Written instruction → In the entries below, identify every line with the string "godz" and copy it.

Exercise data →
=====

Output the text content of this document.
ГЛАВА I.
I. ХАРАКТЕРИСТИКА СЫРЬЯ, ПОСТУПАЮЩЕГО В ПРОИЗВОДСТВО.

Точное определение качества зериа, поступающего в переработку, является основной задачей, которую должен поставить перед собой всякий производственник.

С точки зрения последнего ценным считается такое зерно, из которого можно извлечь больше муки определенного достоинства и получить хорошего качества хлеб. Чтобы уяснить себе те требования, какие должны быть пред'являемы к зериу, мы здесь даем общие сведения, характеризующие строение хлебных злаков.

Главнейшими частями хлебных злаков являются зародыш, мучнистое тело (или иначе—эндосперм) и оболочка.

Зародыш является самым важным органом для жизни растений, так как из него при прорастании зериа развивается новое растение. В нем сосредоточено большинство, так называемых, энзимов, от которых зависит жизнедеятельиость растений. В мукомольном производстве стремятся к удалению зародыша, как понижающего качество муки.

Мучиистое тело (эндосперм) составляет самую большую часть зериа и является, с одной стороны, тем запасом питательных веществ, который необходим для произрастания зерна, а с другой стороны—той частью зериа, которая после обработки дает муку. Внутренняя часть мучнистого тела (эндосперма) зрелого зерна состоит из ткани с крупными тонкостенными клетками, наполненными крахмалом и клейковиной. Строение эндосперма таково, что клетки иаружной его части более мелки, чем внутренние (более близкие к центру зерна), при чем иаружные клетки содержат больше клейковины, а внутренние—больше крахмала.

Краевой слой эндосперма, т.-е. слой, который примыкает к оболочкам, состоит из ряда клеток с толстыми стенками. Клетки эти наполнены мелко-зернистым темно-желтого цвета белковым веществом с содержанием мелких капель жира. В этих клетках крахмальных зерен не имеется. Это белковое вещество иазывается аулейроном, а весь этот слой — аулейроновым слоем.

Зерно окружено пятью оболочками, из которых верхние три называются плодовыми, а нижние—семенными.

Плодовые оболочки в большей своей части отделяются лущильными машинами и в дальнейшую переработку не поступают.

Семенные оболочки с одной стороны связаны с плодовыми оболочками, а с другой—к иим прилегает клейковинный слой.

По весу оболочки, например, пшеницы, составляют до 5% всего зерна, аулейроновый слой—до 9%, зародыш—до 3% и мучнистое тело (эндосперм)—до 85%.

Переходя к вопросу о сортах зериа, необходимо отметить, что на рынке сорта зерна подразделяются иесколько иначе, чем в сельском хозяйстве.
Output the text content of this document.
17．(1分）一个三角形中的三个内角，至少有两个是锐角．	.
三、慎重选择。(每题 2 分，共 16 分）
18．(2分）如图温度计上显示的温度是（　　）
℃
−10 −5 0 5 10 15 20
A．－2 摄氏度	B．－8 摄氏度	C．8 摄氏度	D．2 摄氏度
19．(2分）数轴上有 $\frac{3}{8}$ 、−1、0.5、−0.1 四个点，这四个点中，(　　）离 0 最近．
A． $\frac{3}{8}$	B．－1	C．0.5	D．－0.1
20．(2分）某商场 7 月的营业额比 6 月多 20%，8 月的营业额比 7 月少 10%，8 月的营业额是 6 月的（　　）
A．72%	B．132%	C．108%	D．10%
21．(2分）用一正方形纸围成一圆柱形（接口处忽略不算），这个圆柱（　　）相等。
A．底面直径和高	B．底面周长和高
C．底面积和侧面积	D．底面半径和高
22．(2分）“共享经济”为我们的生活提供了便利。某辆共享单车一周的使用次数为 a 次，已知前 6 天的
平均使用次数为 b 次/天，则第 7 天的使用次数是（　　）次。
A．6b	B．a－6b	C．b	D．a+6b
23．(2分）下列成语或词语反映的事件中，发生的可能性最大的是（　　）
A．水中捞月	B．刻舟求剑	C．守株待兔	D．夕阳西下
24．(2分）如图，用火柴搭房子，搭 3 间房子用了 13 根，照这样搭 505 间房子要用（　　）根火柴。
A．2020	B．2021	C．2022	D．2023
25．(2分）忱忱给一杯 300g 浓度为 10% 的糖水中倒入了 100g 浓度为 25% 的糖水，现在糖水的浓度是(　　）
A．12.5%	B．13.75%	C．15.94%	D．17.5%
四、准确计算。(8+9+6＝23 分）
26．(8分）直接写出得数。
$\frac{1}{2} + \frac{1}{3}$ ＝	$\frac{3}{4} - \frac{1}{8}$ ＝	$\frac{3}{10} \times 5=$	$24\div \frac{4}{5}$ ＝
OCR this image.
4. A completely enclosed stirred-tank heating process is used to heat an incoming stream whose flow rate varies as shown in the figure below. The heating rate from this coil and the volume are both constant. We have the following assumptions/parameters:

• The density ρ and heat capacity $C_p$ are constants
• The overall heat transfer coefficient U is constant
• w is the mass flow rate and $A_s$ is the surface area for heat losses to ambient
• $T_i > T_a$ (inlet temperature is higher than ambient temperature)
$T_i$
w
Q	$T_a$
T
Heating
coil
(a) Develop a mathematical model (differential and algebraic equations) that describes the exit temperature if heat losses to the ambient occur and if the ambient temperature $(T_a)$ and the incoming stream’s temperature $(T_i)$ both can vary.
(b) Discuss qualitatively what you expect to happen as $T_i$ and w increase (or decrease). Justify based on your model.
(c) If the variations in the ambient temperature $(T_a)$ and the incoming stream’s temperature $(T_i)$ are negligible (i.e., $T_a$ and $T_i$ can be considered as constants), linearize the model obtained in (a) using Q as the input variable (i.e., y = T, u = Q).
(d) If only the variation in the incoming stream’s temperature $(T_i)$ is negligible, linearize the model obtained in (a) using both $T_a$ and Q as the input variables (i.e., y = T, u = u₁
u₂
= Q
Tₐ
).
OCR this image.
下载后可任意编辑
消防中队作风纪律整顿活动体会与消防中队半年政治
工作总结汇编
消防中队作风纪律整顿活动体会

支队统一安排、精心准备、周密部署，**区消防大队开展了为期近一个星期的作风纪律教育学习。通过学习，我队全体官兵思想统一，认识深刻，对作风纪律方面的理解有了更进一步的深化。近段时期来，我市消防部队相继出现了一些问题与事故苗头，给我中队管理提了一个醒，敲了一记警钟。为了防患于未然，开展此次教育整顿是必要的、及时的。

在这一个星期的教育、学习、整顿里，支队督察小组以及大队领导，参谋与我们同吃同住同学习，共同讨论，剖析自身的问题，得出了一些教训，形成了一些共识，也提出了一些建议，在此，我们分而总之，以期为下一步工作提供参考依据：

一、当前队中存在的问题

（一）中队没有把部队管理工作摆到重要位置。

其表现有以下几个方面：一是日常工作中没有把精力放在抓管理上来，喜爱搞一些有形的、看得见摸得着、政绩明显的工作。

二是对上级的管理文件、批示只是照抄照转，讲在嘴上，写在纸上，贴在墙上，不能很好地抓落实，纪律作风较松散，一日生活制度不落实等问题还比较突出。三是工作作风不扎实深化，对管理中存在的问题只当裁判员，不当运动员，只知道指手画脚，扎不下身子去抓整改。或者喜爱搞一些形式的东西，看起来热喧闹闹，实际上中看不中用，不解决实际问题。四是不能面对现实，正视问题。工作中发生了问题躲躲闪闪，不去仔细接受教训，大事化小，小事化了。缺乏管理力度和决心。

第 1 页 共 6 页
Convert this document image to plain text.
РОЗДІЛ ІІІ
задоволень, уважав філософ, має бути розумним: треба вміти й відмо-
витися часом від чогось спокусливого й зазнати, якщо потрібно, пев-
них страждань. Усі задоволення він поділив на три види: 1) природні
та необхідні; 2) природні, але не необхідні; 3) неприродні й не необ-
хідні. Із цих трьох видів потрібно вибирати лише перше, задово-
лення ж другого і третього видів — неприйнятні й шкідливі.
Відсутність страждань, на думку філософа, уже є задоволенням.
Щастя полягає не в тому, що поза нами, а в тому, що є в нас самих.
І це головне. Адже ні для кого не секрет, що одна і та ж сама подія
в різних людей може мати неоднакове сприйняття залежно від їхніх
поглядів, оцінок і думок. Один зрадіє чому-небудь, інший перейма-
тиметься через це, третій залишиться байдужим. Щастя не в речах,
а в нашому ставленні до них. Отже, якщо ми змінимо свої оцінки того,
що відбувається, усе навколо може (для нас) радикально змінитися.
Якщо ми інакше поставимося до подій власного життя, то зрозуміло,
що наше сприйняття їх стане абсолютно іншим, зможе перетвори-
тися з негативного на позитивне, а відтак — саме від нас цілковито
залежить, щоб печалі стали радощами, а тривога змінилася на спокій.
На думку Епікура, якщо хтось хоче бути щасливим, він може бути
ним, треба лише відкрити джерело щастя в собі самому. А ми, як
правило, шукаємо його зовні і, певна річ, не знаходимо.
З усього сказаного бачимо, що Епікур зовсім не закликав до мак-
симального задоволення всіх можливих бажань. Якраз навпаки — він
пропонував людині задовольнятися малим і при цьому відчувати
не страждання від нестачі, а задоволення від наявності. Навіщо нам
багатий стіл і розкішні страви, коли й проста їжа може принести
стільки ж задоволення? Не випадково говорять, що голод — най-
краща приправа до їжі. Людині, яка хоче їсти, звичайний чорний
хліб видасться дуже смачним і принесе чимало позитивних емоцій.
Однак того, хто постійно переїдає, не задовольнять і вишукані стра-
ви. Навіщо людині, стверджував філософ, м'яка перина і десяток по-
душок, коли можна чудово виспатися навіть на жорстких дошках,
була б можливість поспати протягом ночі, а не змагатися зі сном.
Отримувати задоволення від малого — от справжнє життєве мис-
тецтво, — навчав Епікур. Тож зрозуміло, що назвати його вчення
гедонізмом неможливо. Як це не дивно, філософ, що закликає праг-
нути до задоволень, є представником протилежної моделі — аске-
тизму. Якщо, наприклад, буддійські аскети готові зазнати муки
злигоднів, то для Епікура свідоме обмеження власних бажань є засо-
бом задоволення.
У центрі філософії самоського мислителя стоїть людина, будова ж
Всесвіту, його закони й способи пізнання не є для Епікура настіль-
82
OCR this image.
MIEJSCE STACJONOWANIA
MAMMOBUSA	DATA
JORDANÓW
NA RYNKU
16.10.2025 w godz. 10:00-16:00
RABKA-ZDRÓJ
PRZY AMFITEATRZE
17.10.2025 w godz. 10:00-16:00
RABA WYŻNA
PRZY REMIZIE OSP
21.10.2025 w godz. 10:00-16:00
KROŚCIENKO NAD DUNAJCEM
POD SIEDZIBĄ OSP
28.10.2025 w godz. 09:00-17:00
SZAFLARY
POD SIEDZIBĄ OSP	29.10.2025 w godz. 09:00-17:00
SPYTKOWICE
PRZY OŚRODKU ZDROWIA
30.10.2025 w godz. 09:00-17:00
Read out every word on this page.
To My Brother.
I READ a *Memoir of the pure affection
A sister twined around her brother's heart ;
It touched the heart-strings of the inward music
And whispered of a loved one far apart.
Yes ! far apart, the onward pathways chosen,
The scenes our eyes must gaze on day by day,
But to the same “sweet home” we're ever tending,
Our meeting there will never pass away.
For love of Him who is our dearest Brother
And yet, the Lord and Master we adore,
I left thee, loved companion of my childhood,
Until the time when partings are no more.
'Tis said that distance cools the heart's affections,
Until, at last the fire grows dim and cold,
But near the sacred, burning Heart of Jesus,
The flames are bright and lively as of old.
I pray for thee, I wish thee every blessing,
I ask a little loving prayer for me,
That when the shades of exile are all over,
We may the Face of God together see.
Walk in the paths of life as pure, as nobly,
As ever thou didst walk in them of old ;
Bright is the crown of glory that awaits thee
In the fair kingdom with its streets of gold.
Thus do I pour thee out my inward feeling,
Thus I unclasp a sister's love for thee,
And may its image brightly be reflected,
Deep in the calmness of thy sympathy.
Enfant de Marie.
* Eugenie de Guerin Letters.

=====

Task response →
16.10.2025 w godz. 10:00-16:00
17.10.2025 w godz. 10:00-16:00
21.10.2025 w godz. 10:00-16:00
28.10.2025 w godz. 09:00-17:00
POD SIEDZIBĄ OSP	29.10.2025 w godz. 09:00-17:00
30.10.2025 w godz. 09:00-17:00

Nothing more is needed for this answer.